Stored data entries

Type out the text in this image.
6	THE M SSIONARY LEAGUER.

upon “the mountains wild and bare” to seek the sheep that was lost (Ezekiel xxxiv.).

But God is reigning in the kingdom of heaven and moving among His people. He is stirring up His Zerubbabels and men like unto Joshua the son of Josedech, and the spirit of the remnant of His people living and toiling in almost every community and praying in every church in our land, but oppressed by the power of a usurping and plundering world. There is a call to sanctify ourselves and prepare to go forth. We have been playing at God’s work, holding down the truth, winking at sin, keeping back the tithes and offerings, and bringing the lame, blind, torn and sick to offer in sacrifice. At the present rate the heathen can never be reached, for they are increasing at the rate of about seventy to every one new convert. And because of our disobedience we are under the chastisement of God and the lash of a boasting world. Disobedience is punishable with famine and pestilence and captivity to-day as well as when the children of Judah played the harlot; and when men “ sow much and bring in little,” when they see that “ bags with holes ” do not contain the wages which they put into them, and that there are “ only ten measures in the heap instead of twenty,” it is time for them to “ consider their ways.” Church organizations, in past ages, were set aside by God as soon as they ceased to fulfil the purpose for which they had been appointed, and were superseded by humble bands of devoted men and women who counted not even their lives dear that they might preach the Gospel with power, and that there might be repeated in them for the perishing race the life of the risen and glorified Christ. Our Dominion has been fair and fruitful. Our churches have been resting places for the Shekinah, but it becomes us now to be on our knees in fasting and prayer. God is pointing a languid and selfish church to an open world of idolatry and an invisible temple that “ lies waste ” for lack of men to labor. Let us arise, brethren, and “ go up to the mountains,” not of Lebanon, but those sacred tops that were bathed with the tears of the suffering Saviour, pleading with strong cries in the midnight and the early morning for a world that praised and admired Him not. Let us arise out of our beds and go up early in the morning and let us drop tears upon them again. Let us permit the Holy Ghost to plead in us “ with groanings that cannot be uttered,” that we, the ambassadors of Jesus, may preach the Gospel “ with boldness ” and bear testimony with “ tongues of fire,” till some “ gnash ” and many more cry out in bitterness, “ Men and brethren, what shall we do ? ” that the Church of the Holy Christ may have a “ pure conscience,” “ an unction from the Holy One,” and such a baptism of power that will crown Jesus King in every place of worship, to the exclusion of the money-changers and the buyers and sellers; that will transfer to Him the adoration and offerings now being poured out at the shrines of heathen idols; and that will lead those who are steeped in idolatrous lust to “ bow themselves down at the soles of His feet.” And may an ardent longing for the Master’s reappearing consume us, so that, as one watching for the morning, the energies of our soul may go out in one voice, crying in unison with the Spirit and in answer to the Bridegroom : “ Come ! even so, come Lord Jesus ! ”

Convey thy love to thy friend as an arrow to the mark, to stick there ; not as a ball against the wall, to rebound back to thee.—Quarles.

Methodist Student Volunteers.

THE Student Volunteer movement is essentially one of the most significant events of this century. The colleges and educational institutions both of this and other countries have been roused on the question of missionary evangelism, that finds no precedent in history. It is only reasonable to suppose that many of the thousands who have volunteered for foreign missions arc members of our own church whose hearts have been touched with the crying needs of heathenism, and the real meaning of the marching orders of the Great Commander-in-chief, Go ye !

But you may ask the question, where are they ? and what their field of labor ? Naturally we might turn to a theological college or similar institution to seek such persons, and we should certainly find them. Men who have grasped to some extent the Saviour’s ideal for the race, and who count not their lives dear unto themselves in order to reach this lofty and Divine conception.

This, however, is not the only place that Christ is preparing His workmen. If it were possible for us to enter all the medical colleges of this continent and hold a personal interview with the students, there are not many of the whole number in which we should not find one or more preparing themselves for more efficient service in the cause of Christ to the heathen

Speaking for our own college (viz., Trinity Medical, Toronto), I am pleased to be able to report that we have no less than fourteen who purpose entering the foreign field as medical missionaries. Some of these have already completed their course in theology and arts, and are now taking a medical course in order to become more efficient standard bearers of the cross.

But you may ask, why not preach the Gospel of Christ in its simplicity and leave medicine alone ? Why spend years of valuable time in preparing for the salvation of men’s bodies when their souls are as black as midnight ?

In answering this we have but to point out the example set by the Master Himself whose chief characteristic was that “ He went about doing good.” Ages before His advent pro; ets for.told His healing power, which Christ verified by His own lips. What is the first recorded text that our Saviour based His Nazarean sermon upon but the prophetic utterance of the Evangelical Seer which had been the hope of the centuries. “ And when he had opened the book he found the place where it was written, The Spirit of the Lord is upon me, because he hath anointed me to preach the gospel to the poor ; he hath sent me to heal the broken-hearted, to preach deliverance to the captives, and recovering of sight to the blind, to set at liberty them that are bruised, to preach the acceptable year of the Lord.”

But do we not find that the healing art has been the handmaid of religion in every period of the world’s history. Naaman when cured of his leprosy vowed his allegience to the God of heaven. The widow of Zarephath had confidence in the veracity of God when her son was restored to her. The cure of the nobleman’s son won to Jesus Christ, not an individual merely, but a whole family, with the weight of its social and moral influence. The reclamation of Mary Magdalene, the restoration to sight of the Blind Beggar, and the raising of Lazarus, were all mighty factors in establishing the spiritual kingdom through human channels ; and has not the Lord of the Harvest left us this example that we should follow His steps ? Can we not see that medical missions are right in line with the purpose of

» Written instruction:
Write the data out again in full and exactly.

» Result of this task:
Type out the text in this image.
6	THE M SSIONARY LEAGUER.

upon “the mountains wild and bare” to seek the sheep that was lost (Ezekiel xxxiv.).

But God is reigning in the kingdom of heaven and moving among His people. He is stirring up His Zerubbabels and men like unto Joshua the son of Josedech, and the spirit of the remnant of His people living and toiling in almost every community and praying in every church in our land, but oppressed by the power of a usurping and plundering world. There is a call to sanctify ourselves and prepare to go forth. We have been playing at God’s work, holding down the truth, winking at sin, keeping back the tithes and offerings, and bringing the lame, blind, torn and sick to offer in sacrifice. At the present rate the heathen can never be reached, for they are increasing at the rate of about seventy to every one new convert. And because of our disobedience we are under the chastisement of God and the lash of a boasting world. Disobedience is punishable with famine and pestilence and captivity to-day as well as when the children of Judah played the harlot; and when men “ sow much and bring in little,” when they see that “ bags with holes ” do not contain the wages which they put into them, and that there are “ only ten measures in the heap instead of twenty,” it is time for them to “ consider their ways.” Church organizations, in past ages, were set aside by God as soon as they ceased to fulfil the purpose for which they had been appointed, and were superseded by humble bands of devoted men and women who counted not even their lives dear that they might preach the Gospel with power, and that there might be repeated in them for the perishing race the life of the risen and glorified Christ. Our Dominion has been fair and fruitful. Our churches have been resting places for the Shekinah, but it becomes us now to be on our knees in fasting and prayer. God is pointing a languid and selfish church to an open world of idolatry and an invisible temple that “ lies waste ” for lack of men to labor. Let us arise, brethren, and “ go up to the mountains,” not of Lebanon, but those sacred tops that were bathed with the tears of the suffering Saviour, pleading with strong cries in the midnight and the early morning for a world that praised and admired Him not. Let us arise out of our beds and go up early in the morning and let us drop tears upon them again. Let us permit the Holy Ghost to plead in us “ with groanings that cannot be uttered,” that we, the ambassadors of Jesus, may preach the Gospel “ with boldness ” and bear testimony with “ tongues of fire,” till some “ gnash ” and many more cry out in bitterness, “ Men and brethren, what shall we do ? ” that the Church of the Holy Christ may have a “ pure conscience,” “ an unction from the Holy One,” and such a baptism of power that will crown Jesus King in every place of worship, to the exclusion of the money-changers and the buyers and sellers; that will transfer to Him the adoration and offerings now being poured out at the shrines of heathen idols; and that will lead those who are steeped in idolatrous lust to “ bow themselves down at the soles of His feet.” And may an ardent longing for the Master’s reappearing consume us, so that, as one watching for the morning, the energies of our soul may go out in one voice, crying in unison with the Spirit and in answer to the Bridegroom : “ Come ! even so, come Lord Jesus ! ”

Convey thy love to thy friend as an arrow to the mark, to stick there ; not as a ball against the wall, to rebound back to thee.—Quarles.

Methodist Student Volunteers.

THE Student Volunteer movement is essentially one of the most significant events of this century. The colleges and educational institutions both of this and other countries have been roused on the question of missionary evangelism, that finds no precedent in history. It is only reasonable to suppose that many of the thousands who have volunteered for foreign missions arc members of our own church whose hearts have been touched with the crying needs of heathenism, and the real meaning of the marching orders of the Great Commander-in-chief, Go ye !

But you may ask the question, where are they ? and what their field of labor ? Naturally we might turn to a theological college or similar institution to seek such persons, and we should certainly find them. Men who have grasped to some extent the Saviour’s ideal for the race, and who count not their lives dear unto themselves in order to reach this lofty and Divine conception.

This, however, is not the only place that Christ is preparing His workmen. If it were possible for us to enter all the medical colleges of this continent and hold a personal interview with the students, there are not many of the whole number in which we should not find one or more preparing themselves for more efficient service in the cause of Christ to the heathen

Speaking for our own college (viz., Trinity Medical, Toronto), I am pleased to be able to report that we have no less than fourteen who purpose entering the foreign field as medical missionaries. Some of these have already completed their course in theology and arts, and are now taking a medical course in order to become more efficient standard bearers of the cross.

But you may ask, why not preach the Gospel of Christ in its simplicity and leave medicine alone ? Why spend years of valuable time in preparing for the salvation of men’s bodies when their souls are as black as midnight ?

In answering this we have but to point out the example set by the Master Himself whose chief characteristic was that “ He went about doing good.” Ages before His advent pro; ets for.told His healing power, which Christ verified by His own lips. What is the first recorded text that our Saviour based His Nazarean sermon upon but the prophetic utterance of the Evangelical Seer which had been the hope of the centuries. “ And when he had opened the book he found the place where it was written, The Spirit of the Lord is upon me, because he hath anointed me to preach the gospel to the poor ; he hath sent me to heal the broken-hearted, to preach deliverance to the captives, and recovering of sight to the blind, to set at liberty them that are bruised, to preach the acceptable year of the Lord.”

But do we not find that the healing art has been the handmaid of religion in every period of the world’s history. Naaman when cured of his leprosy vowed his allegience to the God of heaven. The widow of Zarephath had confidence in the veracity of God when her son was restored to her. The cure of the nobleman’s son won to Jesus Christ, not an individual merely, but a whole family, with the weight of its social and moral influence. The reclamation of Mary Magdalene, the restoration to sight of the Blind Beggar, and the raising of Lazarus, were all mighty factors in establishing the spiritual kingdom through human channels ; and has not the Lord of the Harvest left us this example that we should follow His steps ? Can we not see that medical missions are right in line with the purpose of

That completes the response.